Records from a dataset

** start **

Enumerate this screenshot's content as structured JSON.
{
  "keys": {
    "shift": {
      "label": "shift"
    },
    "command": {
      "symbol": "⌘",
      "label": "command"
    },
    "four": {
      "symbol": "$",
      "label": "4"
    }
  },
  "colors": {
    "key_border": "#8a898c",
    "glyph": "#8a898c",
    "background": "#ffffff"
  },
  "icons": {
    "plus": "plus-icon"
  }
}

** end **

Written task. Output each entry precisely as given.

Exercise result.
Enumerate this screenshot's content as structured JSON.
{
  "keys": {
    "shift": {
      "label": "shift"
    },
    "command": {
      "symbol": "⌘",
      "label": "command"
    },
    "four": {
      "symbol": "$",
      "label": "4"
    }
  },
  "colors": {
    "key_border": "#8a898c",
    "glyph": "#8a898c",
    "background": "#ffffff"
  },
  "icons": {
    "plus": "plus-icon"
  }
}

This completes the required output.